Supplied data

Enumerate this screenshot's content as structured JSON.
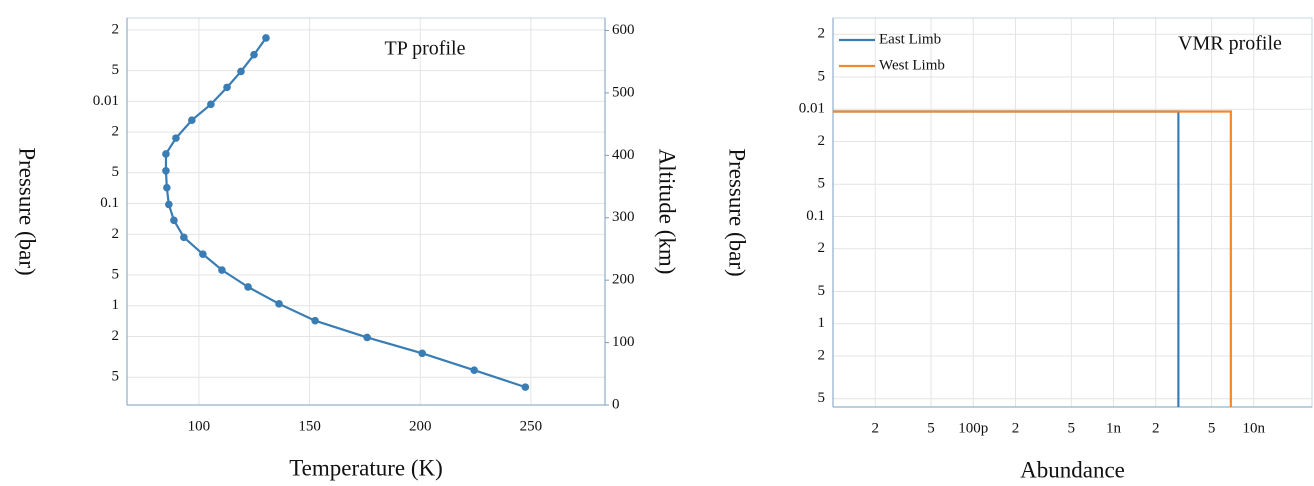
{
  "chart_data": [
    {
      "type": "line",
      "title": "TP profile",
      "xlabel": "Temperature (K)",
      "ylabel": "Pressure (bar)",
      "y2label": "Altitude (km)",
      "xlim": [
        67.5,
        283.5
      ],
      "xticks": [
        100,
        150,
        200,
        250
      ],
      "ylim": [
        0.00153,
        9.35
      ],
      "ylog": true,
      "yinvert": true,
      "yticks": [
        {
          "value": 0.002,
          "label": "2"
        },
        {
          "value": 0.005,
          "label": "5"
        },
        0.01,
        {
          "value": 0.02,
          "label": "2"
        },
        {
          "value": 0.05,
          "label": "5"
        },
        0.1,
        {
          "value": 0.2,
          "label": "2"
        },
        {
          "value": 0.5,
          "label": "5"
        },
        1,
        {
          "value": 2,
          "label": "2"
        },
        {
          "value": 5,
          "label": "5"
        }
      ],
      "y2lim": [
        0,
        620
      ],
      "y2ticks": [
        0,
        100,
        200,
        300,
        400,
        500,
        600
      ],
      "grid": true,
      "series": [
        {
          "color": "#3a7db4",
          "x": [
            130.3,
            124.9,
            119,
            112.7,
            105.4,
            96.8,
            89.6,
            85.1,
            85.1,
            85.5,
            86.4,
            88.7,
            93.2,
            101.8,
            110.4,
            122.2,
            136.2,
            152.5,
            176,
            200.9,
            224.4,
            247.5
          ],
          "values": [
            0.0024,
            0.0035,
            0.0051,
            0.0073,
            0.0107,
            0.0153,
            0.0229,
            0.0327,
            0.0478,
            0.07,
            0.102,
            0.146,
            0.214,
            0.313,
            0.447,
            0.655,
            0.957,
            1.4,
            2.04,
            2.92,
            4.27,
            6.25
          ]
        }
      ]
    },
    {
      "type": "line",
      "title": "VMR profile",
      "xlabel": "Abundance",
      "ylabel": "Pressure (bar)",
      "xlim": [
        1e-11,
        2.6e-08
      ],
      "xlog": true,
      "xticks": [
        {
          "value": 2e-11,
          "label": "2"
        },
        {
          "value": 5e-11,
          "label": "5"
        },
        {
          "value": 1e-10,
          "label": "100p"
        },
        {
          "value": 2e-10,
          "label": "2"
        },
        {
          "value": 5e-10,
          "label": "5"
        },
        {
          "value": 1e-09,
          "label": "1n"
        },
        {
          "value": 2e-09,
          "label": "2"
        },
        {
          "value": 5e-09,
          "label": "5"
        },
        {
          "value": 1e-08,
          "label": "10n"
        }
      ],
      "ylim": [
        0.00141,
        5.97
      ],
      "ylog": true,
      "yinvert": true,
      "yticks": [
        {
          "value": 0.002,
          "label": "2"
        },
        {
          "value": 0.005,
          "label": "5"
        },
        0.01,
        {
          "value": 0.02,
          "label": "2"
        },
        {
          "value": 0.05,
          "label": "5"
        },
        0.1,
        {
          "value": 0.2,
          "label": "2"
        },
        {
          "value": 0.5,
          "label": "5"
        },
        1,
        {
          "value": 2,
          "label": "2"
        },
        {
          "value": 5,
          "label": "5"
        }
      ],
      "grid": true,
      "legend": "upper left",
      "series": [
        {
          "name": "East Limb",
          "color": "#3a7db4",
          "x": [
            1e-11,
            2.9e-09,
            2.9e-09
          ],
          "values": [
            0.0105,
            0.0105,
            5.97
          ]
        },
        {
          "name": "West Limb",
          "color": "#f0882c",
          "x": [
            1e-11,
            6.86e-09,
            6.86e-09
          ],
          "values": [
            0.0105,
            0.0105,
            5.97
          ]
        }
      ]
    }
  ]
}
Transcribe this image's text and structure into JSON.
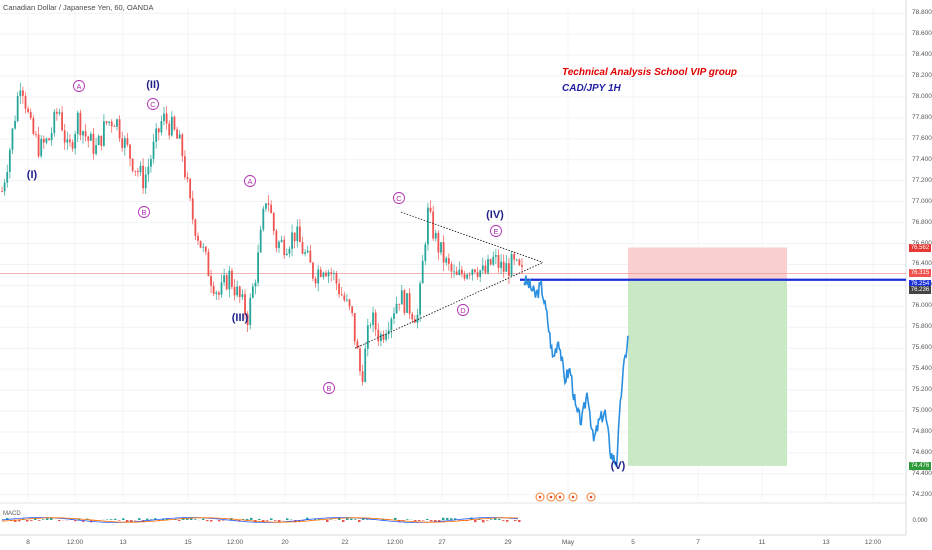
{
  "header": {
    "symbol_title": "Canadian Dollar / Japanese Yen, 60, OANDA"
  },
  "annotations": {
    "group_text": "Technical Analysis School VIP group",
    "pair_text": "CAD/JPY 1H"
  },
  "indicator": {
    "label": "MACD"
  },
  "colors": {
    "up_candle": "#26a69a",
    "down_candle": "#ef5350",
    "projection_line": "#2a8fe0",
    "entry_line": "#1a2fd8",
    "wave_labels": "#1f1f8a",
    "sub_wave_labels": "#b030b0",
    "target_zone": "#c9e9c4",
    "stop_zone": "#f9cfcf"
  },
  "price_tags": [
    {
      "value": "76.562",
      "color": "#e53935"
    },
    {
      "value": "76.315",
      "color": "#ef5350"
    },
    {
      "value": "76.254",
      "color": "#1a2fd8"
    },
    {
      "value": "76.236",
      "color": "#444444"
    },
    {
      "value": "74.476",
      "color": "#2e9a3a"
    },
    {
      "value": "0.000",
      "color": "#ffffff"
    }
  ],
  "chart_data": {
    "type": "candlestick",
    "title": "Canadian Dollar / Japanese Yen, 60, OANDA",
    "ylim": [
      74.15,
      78.85
    ],
    "y_ticks": [
      78.8,
      78.6,
      78.4,
      78.2,
      78.0,
      77.8,
      77.6,
      77.4,
      77.2,
      77.0,
      76.8,
      76.6,
      76.4,
      76.2,
      76.0,
      75.8,
      75.6,
      75.4,
      75.2,
      75.0,
      74.8,
      74.6,
      74.4,
      74.2
    ],
    "x_ticks": [
      "8",
      "12:00",
      "13",
      "15",
      "12:00",
      "20",
      "22",
      "12:00",
      "27",
      "29",
      "May",
      "5",
      "7",
      "11",
      "13",
      "12:00"
    ],
    "macd_zero": "0.000",
    "price_path": [
      [
        77.1,
        77.6,
        78.2,
        77.7,
        77.5,
        77.6,
        77.9,
        77.45,
        77.8,
        77.6,
        77.5,
        77.75,
        77.8,
        77.55,
        77.35,
        77.2,
        77.5,
        77.8,
        77.7,
        77.5,
        76.9,
        76.6,
        76.3,
        76.1,
        76.3,
        76.1,
        75.9,
        76.4,
        77.1,
        76.6,
        76.6,
        76.7,
        76.5,
        76.3,
        76.4,
        76.3,
        76.1,
        75.9,
        75.3,
        75.9,
        75.7,
        75.9,
        76.1,
        76.0,
        75.9,
        76.9,
        76.6,
        76.4,
        76.25,
        76.35,
        76.4,
        76.3,
        76.45,
        76.35,
        76.4,
        76.3
      ]
    ],
    "projection": [
      76.25,
      76.2,
      76.1,
      76.2,
      75.9,
      75.5,
      75.7,
      75.3,
      75.4,
      75.0,
      74.9,
      75.2,
      74.7,
      74.9,
      75.0,
      74.6,
      74.5,
      75.3,
      75.7
    ],
    "position": {
      "entry": 76.254,
      "stop": 76.562,
      "target": 74.476
    },
    "elliott_waves": [
      {
        "label": "(I)",
        "price": 77.1
      },
      {
        "label": "(II)",
        "price": 78.1
      },
      {
        "label": "(III)",
        "price": 75.9
      },
      {
        "label": "(IV)",
        "price": 76.9
      },
      {
        "label": "(V)",
        "price": 74.55
      }
    ],
    "sub_waves": [
      {
        "label": "A",
        "price": 78.0
      },
      {
        "label": "B",
        "price": 77.0
      },
      {
        "label": "C",
        "price": 77.9
      },
      {
        "label": "A",
        "price": 77.2
      },
      {
        "label": "B",
        "price": 75.3
      },
      {
        "label": "C",
        "price": 76.95
      },
      {
        "label": "D",
        "price": 75.95
      },
      {
        "label": "E",
        "price": 76.6
      }
    ],
    "triangle": {
      "upper_from": 76.9,
      "lower_from": 75.6,
      "apex": 76.42
    }
  }
}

Description of the task
The entries above are to be returned exactly, without their pictures.

Solution to this exercise
Enumerate this screenshot's content as structured JSON.
{
  "chart_data": [
    {
      "type": "line",
      "title": "TP profile",
      "xlabel": "Temperature (K)",
      "ylabel": "Pressure (bar)",
      "y2label": "Altitude (km)",
      "xlim": [
        67.5,
        283.5
      ],
      "xticks": [
        100,
        150,
        200,
        250
      ],
      "ylim": [
        0.00153,
        9.35
      ],
      "ylog": true,
      "yinvert": true,
      "yticks": [
        {
          "value": 0.002,
          "label": "2"
        },
        {
          "value": 0.005,
          "label": "5"
        },
        0.01,
        {
          "value": 0.02,
          "label": "2"
        },
        {
          "value": 0.05,
          "label": "5"
        },
        0.1,
        {
          "value": 0.2,
          "label": "2"
        },
        {
          "value": 0.5,
          "label": "5"
        },
        1,
        {
          "value": 2,
          "label": "2"
        },
        {
          "value": 5,
          "label": "5"
        }
      ],
      "y2lim": [
        0,
        620
      ],
      "y2ticks": [
        0,
        100,
        200,
        300,
        400,
        500,
        600
      ],
      "grid": true,
      "series": [
        {
          "color": "#3a7db4",
          "x": [
            130.3,
            124.9,
            119,
            112.7,
            105.4,
            96.8,
            89.6,
            85.1,
            85.1,
            85.5,
            86.4,
            88.7,
            93.2,
            101.8,
            110.4,
            122.2,
            136.2,
            152.5,
            176,
            200.9,
            224.4,
            247.5
          ],
          "values": [
            0.0024,
            0.0035,
            0.0051,
            0.0073,
            0.0107,
            0.0153,
            0.0229,
            0.0327,
            0.0478,
            0.07,
            0.102,
            0.146,
            0.214,
            0.313,
            0.447,
            0.655,
            0.957,
            1.4,
            2.04,
            2.92,
            4.27,
            6.25
          ]
        }
      ]
    },
    {
      "type": "line",
      "title": "VMR profile",
      "xlabel": "Abundance",
      "ylabel": "Pressure (bar)",
      "xlim": [
        1e-11,
        2.6e-08
      ],
      "xlog": true,
      "xticks": [
        {
          "value": 2e-11,
          "label": "2"
        },
        {
          "value": 5e-11,
          "label": "5"
        },
        {
          "value": 1e-10,
          "label": "100p"
        },
        {
          "value": 2e-10,
          "label": "2"
        },
        {
          "value": 5e-10,
          "label": "5"
        },
        {
          "value": 1e-09,
          "label": "1n"
        },
        {
          "value": 2e-09,
          "label": "2"
        },
        {
          "value": 5e-09,
          "label": "5"
        },
        {
          "value": 1e-08,
          "label": "10n"
        }
      ],
      "ylim": [
        0.00141,
        5.97
      ],
      "ylog": true,
      "yinvert": true,
      "yticks": [
        {
          "value": 0.002,
          "label": "2"
        },
        {
          "value": 0.005,
          "label": "5"
        },
        0.01,
        {
          "value": 0.02,
          "label": "2"
        },
        {
          "value": 0.05,
          "label": "5"
        },
        0.1,
        {
          "value": 0.2,
          "label": "2"
        },
        {
          "value": 0.5,
          "label": "5"
        },
        1,
        {
          "value": 2,
          "label": "2"
        },
        {
          "value": 5,
          "label": "5"
        }
      ],
      "grid": true,
      "legend": "upper left",
      "series": [
        {
          "name": "East Limb",
          "color": "#3a7db4",
          "x": [
            1e-11,
            2.9e-09,
            2.9e-09
          ],
          "values": [
            0.0105,
            0.0105,
            5.97
          ]
        },
        {
          "name": "West Limb",
          "color": "#f0882c",
          "x": [
            1e-11,
            6.86e-09,
            6.86e-09
          ],
          "values": [
            0.0105,
            0.0105,
            5.97
          ]
        }
      ]
    }
  ]
}
Transcribe this image's text and structure into JSON.
{
  "header": {
    "symbol_title": "Canadian Dollar / Japanese Yen, 60, OANDA"
  },
  "annotations": {
    "group_text": "Technical Analysis School VIP group",
    "pair_text": "CAD/JPY 1H"
  },
  "indicator": {
    "label": "MACD"
  },
  "colors": {
    "up_candle": "#26a69a",
    "down_candle": "#ef5350",
    "projection_line": "#2a8fe0",
    "entry_line": "#1a2fd8",
    "wave_labels": "#1f1f8a",
    "sub_wave_labels": "#b030b0",
    "target_zone": "#c9e9c4",
    "stop_zone": "#f9cfcf"
  },
  "price_tags": [
    {
      "value": "76.562",
      "color": "#e53935"
    },
    {
      "value": "76.315",
      "color": "#ef5350"
    },
    {
      "value": "76.254",
      "color": "#1a2fd8"
    },
    {
      "value": "76.236",
      "color": "#444444"
    },
    {
      "value": "74.476",
      "color": "#2e9a3a"
    },
    {
      "value": "0.000",
      "color": "#ffffff"
    }
  ],
  "chart_data": {
    "type": "candlestick",
    "title": "Canadian Dollar / Japanese Yen, 60, OANDA",
    "ylim": [
      74.15,
      78.85
    ],
    "y_ticks": [
      78.8,
      78.6,
      78.4,
      78.2,
      78.0,
      77.8,
      77.6,
      77.4,
      77.2,
      77.0,
      76.8,
      76.6,
      76.4,
      76.2,
      76.0,
      75.8,
      75.6,
      75.4,
      75.2,
      75.0,
      74.8,
      74.6,
      74.4,
      74.2
    ],
    "x_ticks": [
      "8",
      "12:00",
      "13",
      "15",
      "12:00",
      "20",
      "22",
      "12:00",
      "27",
      "29",
      "May",
      "5",
      "7",
      "11",
      "13",
      "12:00"
    ],
    "macd_zero": "0.000",
    "price_path": [
      [
        77.1,
        77.6,
        78.2,
        77.7,
        77.5,
        77.6,
        77.9,
        77.45,
        77.8,
        77.6,
        77.5,
        77.75,
        77.8,
        77.55,
        77.35,
        77.2,
        77.5,
        77.8,
        77.7,
        77.5,
        76.9,
        76.6,
        76.3,
        76.1,
        76.3,
        76.1,
        75.9,
        76.4,
        77.1,
        76.6,
        76.6,
        76.7,
        76.5,
        76.3,
        76.4,
        76.3,
        76.1,
        75.9,
        75.3,
        75.9,
        75.7,
        75.9,
        76.1,
        76.0,
        75.9,
        76.9,
        76.6,
        76.4,
        76.25,
        76.35,
        76.4,
        76.3,
        76.45,
        76.35,
        76.4,
        76.3
      ]
    ],
    "projection": [
      76.25,
      76.2,
      76.1,
      76.2,
      75.9,
      75.5,
      75.7,
      75.3,
      75.4,
      75.0,
      74.9,
      75.2,
      74.7,
      74.9,
      75.0,
      74.6,
      74.5,
      75.3,
      75.7
    ],
    "position": {
      "entry": 76.254,
      "stop": 76.562,
      "target": 74.476
    },
    "elliott_waves": [
      {
        "label": "(I)",
        "price": 77.1
      },
      {
        "label": "(II)",
        "price": 78.1
      },
      {
        "label": "(III)",
        "price": 75.9
      },
      {
        "label": "(IV)",
        "price": 76.9
      },
      {
        "label": "(V)",
        "price": 74.55
      }
    ],
    "sub_waves": [
      {
        "label": "A",
        "price": 78.0
      },
      {
        "label": "B",
        "price": 77.0
      },
      {
        "label": "C",
        "price": 77.9
      },
      {
        "label": "A",
        "price": 77.2
      },
      {
        "label": "B",
        "price": 75.3
      },
      {
        "label": "C",
        "price": 76.95
      },
      {
        "label": "D",
        "price": 75.95
      },
      {
        "label": "E",
        "price": 76.6
      }
    ],
    "triangle": {
      "upper_from": 76.9,
      "lower_from": 75.6,
      "apex": 76.42
    }
  }
}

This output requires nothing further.